Among the records that follow, count the lines with the string "North"; report only that count.

--- SUPPLIED RECORDS ---

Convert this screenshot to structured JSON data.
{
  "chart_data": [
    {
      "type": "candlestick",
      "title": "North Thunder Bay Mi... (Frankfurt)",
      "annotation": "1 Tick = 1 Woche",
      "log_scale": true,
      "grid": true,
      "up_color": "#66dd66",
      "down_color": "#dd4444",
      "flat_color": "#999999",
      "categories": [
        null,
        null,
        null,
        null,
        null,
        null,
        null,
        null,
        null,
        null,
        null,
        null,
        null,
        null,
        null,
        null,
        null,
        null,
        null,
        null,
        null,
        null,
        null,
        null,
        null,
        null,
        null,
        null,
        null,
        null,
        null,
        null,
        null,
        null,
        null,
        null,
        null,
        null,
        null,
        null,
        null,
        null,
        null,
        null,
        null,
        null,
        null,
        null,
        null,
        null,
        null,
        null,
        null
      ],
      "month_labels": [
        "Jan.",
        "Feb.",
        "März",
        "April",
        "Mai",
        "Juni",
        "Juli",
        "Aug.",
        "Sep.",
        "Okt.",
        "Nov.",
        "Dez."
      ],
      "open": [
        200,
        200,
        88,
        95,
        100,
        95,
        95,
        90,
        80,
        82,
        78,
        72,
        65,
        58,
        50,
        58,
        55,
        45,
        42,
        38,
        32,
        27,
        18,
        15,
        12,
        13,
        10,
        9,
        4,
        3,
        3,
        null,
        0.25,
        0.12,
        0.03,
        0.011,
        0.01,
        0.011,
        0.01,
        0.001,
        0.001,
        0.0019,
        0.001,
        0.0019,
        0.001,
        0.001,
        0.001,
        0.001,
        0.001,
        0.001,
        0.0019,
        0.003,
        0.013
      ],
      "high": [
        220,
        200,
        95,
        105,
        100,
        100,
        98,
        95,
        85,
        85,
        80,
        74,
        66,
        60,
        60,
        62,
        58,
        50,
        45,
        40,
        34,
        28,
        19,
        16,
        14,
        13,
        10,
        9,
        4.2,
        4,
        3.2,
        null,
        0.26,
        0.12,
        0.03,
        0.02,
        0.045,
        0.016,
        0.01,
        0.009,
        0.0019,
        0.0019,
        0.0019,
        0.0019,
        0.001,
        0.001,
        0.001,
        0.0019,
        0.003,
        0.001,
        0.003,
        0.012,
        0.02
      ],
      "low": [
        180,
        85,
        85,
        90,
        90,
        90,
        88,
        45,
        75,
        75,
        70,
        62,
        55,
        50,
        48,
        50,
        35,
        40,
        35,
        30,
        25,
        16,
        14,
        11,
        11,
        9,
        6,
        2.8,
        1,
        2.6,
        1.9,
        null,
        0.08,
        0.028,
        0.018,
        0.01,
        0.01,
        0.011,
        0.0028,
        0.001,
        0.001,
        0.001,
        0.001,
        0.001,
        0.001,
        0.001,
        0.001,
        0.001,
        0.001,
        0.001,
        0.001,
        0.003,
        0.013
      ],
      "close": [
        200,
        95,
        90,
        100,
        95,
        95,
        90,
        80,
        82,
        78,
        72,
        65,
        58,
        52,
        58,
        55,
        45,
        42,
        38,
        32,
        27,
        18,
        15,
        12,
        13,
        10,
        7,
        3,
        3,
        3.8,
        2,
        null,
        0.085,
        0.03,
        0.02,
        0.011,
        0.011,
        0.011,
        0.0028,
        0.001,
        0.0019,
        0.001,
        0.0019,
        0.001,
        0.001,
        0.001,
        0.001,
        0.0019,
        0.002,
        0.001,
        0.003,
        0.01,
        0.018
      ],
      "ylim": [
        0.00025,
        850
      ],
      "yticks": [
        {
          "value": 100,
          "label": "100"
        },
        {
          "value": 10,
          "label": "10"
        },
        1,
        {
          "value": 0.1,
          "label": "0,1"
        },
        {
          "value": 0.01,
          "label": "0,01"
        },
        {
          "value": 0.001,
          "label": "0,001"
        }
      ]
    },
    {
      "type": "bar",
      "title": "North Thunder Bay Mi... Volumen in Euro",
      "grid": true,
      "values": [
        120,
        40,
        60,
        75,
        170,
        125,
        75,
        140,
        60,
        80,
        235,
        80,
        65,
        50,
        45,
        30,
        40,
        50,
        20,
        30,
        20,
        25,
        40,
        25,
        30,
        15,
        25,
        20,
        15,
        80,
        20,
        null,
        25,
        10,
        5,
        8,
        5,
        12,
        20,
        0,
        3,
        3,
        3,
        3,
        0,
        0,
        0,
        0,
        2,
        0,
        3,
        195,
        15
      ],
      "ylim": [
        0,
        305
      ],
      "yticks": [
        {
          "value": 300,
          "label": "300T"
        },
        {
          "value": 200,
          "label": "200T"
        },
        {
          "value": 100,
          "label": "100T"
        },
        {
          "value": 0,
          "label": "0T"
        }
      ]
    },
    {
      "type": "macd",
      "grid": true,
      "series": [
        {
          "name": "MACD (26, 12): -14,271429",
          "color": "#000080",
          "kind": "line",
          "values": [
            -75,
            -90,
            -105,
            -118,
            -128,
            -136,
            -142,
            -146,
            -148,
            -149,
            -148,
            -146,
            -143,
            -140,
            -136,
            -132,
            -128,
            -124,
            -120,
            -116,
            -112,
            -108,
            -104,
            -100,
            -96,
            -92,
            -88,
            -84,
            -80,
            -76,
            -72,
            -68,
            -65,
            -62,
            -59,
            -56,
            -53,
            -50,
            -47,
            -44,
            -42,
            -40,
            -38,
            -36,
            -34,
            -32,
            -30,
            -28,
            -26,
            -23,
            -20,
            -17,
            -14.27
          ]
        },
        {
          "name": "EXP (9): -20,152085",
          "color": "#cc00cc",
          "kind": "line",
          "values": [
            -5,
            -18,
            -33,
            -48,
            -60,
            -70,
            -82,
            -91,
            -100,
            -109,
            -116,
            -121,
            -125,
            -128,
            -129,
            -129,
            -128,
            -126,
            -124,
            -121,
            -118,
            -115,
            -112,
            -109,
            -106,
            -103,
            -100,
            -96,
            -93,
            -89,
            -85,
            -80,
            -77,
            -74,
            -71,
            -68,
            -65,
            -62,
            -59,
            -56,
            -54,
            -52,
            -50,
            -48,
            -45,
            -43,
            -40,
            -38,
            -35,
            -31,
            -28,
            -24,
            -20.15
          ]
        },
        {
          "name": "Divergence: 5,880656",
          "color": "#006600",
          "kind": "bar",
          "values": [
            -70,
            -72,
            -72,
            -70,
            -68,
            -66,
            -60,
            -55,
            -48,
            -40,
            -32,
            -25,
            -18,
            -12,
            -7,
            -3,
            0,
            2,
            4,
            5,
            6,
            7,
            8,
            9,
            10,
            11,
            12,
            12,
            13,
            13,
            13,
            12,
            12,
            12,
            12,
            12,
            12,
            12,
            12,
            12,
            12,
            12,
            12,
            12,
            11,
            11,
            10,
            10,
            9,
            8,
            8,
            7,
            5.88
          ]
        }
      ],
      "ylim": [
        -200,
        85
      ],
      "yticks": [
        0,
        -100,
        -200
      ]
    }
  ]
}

---

SOLUTION TO THE PROBLEM: 2